Given data>
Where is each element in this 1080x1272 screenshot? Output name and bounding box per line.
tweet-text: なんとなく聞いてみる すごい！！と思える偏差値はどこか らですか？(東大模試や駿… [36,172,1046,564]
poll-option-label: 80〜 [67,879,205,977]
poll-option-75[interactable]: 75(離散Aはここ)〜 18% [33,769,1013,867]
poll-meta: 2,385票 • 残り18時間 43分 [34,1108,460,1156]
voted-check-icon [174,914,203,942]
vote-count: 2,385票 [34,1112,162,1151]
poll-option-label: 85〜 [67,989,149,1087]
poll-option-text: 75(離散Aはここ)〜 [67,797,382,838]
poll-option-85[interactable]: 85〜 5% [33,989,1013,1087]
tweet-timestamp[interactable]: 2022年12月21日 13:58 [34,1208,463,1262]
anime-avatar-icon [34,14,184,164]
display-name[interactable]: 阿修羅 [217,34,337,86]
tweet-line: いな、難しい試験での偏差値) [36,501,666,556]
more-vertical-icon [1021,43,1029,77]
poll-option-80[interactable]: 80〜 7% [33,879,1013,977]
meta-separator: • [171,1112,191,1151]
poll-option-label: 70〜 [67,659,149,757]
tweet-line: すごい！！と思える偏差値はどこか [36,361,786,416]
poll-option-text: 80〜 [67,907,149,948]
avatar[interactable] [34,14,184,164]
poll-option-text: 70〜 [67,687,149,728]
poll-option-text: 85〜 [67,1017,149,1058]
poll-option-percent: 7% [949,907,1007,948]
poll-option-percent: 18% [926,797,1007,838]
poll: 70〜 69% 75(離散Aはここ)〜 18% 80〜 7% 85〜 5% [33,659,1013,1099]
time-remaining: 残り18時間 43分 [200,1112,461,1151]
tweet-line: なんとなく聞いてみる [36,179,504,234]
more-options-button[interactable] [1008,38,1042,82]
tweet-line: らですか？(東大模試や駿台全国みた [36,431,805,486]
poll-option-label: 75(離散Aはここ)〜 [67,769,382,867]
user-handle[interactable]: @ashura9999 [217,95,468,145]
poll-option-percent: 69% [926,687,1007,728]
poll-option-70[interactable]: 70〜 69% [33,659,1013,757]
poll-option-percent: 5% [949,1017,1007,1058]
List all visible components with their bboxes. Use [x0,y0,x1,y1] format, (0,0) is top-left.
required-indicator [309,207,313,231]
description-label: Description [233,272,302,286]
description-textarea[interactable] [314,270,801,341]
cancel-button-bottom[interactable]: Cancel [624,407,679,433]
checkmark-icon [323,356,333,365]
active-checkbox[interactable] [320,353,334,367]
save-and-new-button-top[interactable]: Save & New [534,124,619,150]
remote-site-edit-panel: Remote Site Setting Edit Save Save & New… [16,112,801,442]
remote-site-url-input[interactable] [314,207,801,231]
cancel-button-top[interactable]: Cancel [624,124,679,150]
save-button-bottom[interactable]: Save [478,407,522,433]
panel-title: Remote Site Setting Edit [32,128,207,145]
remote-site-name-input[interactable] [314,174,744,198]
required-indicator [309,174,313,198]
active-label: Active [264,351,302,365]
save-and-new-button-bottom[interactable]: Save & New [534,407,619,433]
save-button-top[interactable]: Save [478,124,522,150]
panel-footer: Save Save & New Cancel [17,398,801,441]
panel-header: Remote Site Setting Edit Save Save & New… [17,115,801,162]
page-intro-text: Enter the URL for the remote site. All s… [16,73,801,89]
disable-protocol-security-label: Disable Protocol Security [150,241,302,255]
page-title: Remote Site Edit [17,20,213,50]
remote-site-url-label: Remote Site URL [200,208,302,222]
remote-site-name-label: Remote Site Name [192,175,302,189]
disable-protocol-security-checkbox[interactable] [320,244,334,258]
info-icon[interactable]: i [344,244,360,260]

Do this> Could you give the records again from the start through the line with "poll-option-label: 80〜 [67,879,205,977]", switching "screenshot" to "screen capture" and leaving everything else unchanged?

Written reply>
Where is each element in this 1080x1272 screen capture? Output name and bounding box per line.
tweet-text: なんとなく聞いてみる すごい！！と思える偏差値はどこか らですか？(東大模試や駿… [36,172,1046,564]
poll-option-label: 80〜 [67,879,205,977]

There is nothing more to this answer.